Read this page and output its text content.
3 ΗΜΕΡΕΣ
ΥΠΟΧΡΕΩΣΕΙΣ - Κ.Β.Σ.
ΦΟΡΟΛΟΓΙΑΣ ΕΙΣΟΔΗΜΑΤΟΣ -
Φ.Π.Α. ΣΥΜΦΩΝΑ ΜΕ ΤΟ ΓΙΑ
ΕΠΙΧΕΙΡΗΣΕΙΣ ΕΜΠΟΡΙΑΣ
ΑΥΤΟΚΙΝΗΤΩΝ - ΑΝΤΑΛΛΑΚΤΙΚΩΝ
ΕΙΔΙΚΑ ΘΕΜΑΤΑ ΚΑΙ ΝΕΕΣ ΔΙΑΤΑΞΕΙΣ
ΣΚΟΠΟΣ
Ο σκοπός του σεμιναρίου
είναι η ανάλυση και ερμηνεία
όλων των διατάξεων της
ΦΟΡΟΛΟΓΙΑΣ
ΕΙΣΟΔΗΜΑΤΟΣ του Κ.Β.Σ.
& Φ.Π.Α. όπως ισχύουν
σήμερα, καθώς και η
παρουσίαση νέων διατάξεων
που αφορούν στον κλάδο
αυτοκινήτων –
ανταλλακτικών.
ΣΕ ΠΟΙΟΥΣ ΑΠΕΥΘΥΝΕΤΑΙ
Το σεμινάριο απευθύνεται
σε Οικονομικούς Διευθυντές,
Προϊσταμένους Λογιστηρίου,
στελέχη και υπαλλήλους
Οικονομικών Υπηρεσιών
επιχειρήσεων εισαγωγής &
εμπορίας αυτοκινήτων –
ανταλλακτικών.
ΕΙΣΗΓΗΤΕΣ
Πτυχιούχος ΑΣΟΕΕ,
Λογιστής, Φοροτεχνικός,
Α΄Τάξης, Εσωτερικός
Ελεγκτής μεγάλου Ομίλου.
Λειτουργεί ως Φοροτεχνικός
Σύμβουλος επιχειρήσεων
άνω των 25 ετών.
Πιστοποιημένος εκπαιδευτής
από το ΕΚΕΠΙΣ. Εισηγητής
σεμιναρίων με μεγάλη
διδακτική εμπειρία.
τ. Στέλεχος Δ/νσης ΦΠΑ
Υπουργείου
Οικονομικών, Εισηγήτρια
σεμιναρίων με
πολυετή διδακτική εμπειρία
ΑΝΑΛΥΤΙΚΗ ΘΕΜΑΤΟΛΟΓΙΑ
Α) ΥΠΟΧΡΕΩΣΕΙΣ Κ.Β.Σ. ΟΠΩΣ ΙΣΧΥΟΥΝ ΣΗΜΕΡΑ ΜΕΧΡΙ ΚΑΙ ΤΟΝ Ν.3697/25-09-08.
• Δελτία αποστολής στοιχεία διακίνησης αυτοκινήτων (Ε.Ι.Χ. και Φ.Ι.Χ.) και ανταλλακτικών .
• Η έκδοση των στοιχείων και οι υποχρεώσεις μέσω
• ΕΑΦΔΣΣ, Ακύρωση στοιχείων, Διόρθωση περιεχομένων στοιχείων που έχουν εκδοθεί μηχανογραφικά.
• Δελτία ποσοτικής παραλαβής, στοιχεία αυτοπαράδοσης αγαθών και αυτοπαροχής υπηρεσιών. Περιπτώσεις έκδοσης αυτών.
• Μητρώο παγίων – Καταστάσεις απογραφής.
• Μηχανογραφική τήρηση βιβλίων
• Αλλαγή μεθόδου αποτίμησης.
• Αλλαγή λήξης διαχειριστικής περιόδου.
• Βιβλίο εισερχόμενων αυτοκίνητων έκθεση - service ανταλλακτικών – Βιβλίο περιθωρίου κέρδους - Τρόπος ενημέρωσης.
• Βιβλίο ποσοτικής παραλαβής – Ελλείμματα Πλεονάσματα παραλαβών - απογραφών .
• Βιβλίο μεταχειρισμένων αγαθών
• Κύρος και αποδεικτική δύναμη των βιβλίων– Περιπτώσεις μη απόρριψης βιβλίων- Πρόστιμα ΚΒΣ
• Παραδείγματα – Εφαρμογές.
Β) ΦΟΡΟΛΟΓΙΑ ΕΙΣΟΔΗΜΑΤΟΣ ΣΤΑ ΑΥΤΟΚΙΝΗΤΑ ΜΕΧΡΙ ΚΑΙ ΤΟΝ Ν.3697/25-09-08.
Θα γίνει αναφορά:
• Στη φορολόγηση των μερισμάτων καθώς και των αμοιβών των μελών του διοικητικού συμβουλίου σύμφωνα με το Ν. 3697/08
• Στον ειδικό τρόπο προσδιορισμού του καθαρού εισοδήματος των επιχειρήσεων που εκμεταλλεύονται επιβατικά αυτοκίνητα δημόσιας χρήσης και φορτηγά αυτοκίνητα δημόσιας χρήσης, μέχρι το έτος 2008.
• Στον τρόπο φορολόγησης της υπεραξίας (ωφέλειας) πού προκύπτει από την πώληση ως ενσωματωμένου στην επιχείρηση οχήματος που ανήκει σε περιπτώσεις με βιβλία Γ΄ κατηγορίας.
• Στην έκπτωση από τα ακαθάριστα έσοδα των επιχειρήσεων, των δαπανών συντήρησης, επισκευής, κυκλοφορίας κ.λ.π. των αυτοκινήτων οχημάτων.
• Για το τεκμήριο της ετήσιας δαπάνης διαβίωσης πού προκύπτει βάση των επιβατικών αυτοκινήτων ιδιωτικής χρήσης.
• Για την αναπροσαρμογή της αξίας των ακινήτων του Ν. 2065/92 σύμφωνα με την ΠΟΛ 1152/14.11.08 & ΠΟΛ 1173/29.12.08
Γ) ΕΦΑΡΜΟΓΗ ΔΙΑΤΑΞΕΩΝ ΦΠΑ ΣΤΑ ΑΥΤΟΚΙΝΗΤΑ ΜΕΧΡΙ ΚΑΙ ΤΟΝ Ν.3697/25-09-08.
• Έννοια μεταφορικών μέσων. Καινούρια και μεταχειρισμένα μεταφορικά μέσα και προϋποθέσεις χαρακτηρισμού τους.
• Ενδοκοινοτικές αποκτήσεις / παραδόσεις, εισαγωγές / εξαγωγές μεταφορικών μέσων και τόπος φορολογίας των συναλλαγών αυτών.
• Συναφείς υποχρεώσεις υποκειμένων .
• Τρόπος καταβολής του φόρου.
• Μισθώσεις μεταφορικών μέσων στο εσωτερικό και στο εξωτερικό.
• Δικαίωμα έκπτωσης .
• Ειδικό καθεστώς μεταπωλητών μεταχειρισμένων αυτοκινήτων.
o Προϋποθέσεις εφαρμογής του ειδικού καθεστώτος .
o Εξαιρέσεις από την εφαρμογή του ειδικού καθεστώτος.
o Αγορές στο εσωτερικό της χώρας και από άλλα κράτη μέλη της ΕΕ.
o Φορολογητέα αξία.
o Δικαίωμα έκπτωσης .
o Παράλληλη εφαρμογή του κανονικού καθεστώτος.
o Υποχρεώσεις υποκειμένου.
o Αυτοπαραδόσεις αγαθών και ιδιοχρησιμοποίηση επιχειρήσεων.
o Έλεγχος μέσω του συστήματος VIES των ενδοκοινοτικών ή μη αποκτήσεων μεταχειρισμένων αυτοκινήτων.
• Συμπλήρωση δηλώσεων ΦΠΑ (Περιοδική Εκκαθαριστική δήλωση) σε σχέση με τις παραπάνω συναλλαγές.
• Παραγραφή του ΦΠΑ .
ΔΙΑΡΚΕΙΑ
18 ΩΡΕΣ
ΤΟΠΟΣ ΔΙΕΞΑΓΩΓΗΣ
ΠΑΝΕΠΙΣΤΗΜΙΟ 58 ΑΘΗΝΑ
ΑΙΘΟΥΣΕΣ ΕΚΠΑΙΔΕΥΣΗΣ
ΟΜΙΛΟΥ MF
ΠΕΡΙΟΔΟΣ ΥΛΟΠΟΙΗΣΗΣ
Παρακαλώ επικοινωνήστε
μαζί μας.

EXERCISE OBJECTIVE. The word "καθώς" may appear on some lines of these records; state how many such lines there are, and nothing else.

RESPONSE FOR THIS EXERCISE. 2